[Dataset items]
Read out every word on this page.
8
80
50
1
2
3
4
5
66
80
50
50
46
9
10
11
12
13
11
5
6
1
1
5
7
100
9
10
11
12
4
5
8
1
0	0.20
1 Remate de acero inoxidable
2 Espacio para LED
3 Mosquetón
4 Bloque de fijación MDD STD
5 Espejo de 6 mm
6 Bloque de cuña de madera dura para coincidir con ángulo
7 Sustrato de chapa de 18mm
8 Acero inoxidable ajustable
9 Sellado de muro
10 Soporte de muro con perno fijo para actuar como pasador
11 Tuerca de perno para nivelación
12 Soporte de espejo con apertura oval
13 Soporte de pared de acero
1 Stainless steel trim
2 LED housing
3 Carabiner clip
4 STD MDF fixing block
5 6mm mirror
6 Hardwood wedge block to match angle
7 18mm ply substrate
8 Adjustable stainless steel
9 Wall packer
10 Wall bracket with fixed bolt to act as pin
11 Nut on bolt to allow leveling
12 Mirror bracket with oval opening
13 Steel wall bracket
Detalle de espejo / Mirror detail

### To do
Copy out all of the lines above exactly.

### Solution to the exercise
Read out every word on this page.
8
80
50
1
2
3
4
5
66
80
50
50
46
9
10
11
12
13
11
5
6
1
1
5
7
100
9
10
11
12
4
5
8
1
0	0.20
1 Remate de acero inoxidable
2 Espacio para LED
3 Mosquetón
4 Bloque de fijación MDD STD
5 Espejo de 6 mm
6 Bloque de cuña de madera dura para coincidir con ángulo
7 Sustrato de chapa de 18mm
8 Acero inoxidable ajustable
9 Sellado de muro
10 Soporte de muro con perno fijo para actuar como pasador
11 Tuerca de perno para nivelación
12 Soporte de espejo con apertura oval
13 Soporte de pared de acero
1 Stainless steel trim
2 LED housing
3 Carabiner clip
4 STD MDF fixing block
5 6mm mirror
6 Hardwood wedge block to match angle
7 18mm ply substrate
8 Adjustable stainless steel
9 Wall packer
10 Wall bracket with fixed bolt to act as pin
11 Nut on bolt to allow leveling
12 Mirror bracket with oval opening
13 Steel wall bracket
Detalle de espejo / Mirror detail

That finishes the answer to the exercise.